■ **SET PROBLEM**
Print exactly the lines from the one containing "Decode this image" through the last line of the listing, both included.

■ **SOURCE RECORDS**
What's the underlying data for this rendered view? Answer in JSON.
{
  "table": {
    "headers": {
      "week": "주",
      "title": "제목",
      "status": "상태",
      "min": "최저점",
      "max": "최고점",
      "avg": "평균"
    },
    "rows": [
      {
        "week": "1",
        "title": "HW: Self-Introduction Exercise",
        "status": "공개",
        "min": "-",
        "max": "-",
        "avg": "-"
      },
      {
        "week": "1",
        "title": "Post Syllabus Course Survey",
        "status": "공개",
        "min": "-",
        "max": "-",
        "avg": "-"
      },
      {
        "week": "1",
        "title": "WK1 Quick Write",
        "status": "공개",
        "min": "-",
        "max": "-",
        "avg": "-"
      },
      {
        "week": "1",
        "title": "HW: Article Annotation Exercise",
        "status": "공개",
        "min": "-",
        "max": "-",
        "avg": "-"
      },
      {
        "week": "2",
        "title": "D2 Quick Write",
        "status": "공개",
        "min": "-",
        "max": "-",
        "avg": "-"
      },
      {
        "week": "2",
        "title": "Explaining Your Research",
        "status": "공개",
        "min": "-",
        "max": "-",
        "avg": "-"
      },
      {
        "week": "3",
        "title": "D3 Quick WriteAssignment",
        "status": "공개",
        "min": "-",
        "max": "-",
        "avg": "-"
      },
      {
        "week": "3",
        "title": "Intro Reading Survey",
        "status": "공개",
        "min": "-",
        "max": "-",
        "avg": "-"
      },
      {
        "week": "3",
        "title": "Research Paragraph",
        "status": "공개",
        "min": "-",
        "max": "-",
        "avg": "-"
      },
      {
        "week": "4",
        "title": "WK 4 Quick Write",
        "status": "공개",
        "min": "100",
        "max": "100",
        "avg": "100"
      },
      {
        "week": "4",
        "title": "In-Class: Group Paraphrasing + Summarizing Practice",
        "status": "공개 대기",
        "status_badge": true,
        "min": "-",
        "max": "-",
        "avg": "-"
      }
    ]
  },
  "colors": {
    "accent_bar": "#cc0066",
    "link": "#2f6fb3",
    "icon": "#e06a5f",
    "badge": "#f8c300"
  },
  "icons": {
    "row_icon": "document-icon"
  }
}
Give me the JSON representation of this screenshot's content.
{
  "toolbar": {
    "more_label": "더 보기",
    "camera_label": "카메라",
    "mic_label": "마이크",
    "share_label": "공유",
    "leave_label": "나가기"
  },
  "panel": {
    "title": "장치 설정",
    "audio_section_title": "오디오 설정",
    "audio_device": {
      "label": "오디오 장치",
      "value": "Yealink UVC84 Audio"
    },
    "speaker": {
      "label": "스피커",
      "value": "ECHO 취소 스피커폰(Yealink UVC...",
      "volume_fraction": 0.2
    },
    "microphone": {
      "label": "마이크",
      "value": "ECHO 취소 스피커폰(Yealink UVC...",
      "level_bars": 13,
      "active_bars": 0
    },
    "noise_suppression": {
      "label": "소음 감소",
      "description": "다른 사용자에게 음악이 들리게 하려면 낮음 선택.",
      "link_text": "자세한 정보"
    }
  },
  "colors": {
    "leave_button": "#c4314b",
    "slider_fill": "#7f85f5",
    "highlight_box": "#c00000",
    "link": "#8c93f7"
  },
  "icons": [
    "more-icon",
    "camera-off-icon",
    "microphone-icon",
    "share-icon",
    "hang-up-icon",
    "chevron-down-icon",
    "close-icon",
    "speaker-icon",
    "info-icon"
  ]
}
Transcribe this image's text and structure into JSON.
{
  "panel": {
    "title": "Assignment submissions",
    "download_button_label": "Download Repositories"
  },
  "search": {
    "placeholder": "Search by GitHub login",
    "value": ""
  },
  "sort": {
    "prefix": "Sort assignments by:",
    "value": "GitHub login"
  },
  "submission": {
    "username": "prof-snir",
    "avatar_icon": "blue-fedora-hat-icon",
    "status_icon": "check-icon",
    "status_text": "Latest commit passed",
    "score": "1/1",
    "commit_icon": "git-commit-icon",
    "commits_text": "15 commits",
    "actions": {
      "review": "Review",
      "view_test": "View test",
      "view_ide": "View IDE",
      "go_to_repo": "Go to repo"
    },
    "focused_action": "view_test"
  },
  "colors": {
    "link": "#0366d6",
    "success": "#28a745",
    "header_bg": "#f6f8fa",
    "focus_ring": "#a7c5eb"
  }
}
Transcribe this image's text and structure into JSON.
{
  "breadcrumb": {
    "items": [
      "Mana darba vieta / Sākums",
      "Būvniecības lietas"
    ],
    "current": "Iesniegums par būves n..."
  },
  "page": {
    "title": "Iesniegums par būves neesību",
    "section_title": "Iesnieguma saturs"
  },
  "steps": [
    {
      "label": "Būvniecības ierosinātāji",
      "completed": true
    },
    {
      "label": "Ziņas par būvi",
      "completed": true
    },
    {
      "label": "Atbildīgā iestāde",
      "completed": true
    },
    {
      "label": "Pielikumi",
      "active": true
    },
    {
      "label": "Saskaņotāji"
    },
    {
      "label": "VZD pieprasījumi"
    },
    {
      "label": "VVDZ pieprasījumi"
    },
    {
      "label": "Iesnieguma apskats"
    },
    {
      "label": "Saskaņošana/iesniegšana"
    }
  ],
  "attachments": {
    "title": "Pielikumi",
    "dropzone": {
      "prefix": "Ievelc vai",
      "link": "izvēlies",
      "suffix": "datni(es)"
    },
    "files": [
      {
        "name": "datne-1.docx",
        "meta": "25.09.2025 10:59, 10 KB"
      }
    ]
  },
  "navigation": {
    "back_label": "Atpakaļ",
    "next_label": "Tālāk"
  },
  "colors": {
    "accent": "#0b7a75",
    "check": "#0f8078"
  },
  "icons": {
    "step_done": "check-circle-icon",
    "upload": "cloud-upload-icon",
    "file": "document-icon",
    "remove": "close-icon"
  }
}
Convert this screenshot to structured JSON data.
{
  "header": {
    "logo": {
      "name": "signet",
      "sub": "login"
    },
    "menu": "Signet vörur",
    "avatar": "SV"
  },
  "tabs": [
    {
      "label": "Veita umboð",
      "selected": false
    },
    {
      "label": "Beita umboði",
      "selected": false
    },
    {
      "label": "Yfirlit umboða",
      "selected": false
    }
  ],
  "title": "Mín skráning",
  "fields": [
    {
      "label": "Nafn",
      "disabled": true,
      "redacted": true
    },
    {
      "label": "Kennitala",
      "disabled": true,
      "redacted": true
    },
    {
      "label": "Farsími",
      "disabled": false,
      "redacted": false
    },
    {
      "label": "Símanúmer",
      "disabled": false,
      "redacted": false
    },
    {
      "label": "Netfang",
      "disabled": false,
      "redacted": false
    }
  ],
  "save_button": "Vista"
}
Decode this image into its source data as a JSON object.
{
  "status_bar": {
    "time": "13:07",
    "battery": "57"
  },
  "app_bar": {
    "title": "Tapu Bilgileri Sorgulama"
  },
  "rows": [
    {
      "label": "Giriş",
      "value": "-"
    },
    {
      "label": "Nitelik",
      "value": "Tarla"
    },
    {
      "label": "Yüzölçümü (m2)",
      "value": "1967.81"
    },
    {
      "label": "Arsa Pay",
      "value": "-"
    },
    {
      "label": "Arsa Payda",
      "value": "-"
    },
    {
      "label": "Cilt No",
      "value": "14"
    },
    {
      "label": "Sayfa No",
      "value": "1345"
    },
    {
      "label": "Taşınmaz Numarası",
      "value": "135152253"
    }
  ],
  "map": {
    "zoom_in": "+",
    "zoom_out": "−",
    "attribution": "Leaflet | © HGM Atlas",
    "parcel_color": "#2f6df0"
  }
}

■ **EXERCISE RESULT**
Decode this image into its source data as a JSON object.
{
  "status_bar": {
    "time": "13:07",
    "battery": "57"
  },
  "app_bar": {
    "title": "Tapu Bilgileri Sorgulama"
  },
  "rows": [
    {
      "label": "Giriş",
      "value": "-"
    },
    {
      "label": "Nitelik",
      "value": "Tarla"
    },
    {
      "label": "Yüzölçümü (m2)",
      "value": "1967.81"
    },
    {
      "label": "Arsa Pay",
      "value": "-"
    },
    {
      "label": "Arsa Payda",
      "value": "-"
    },
    {
      "label": "Cilt No",
      "value": "14"
    },
    {
      "label": "Sayfa No",
      "value": "1345"
    },
    {
      "label": "Taşınmaz Numarası",
      "value": "135152253"
    }
  ],
  "map": {
    "zoom_in": "+",
    "zoom_out": "−",
    "attribution": "Leaflet | © HGM Atlas",
    "parcel_color": "#2f6df0"
  }
}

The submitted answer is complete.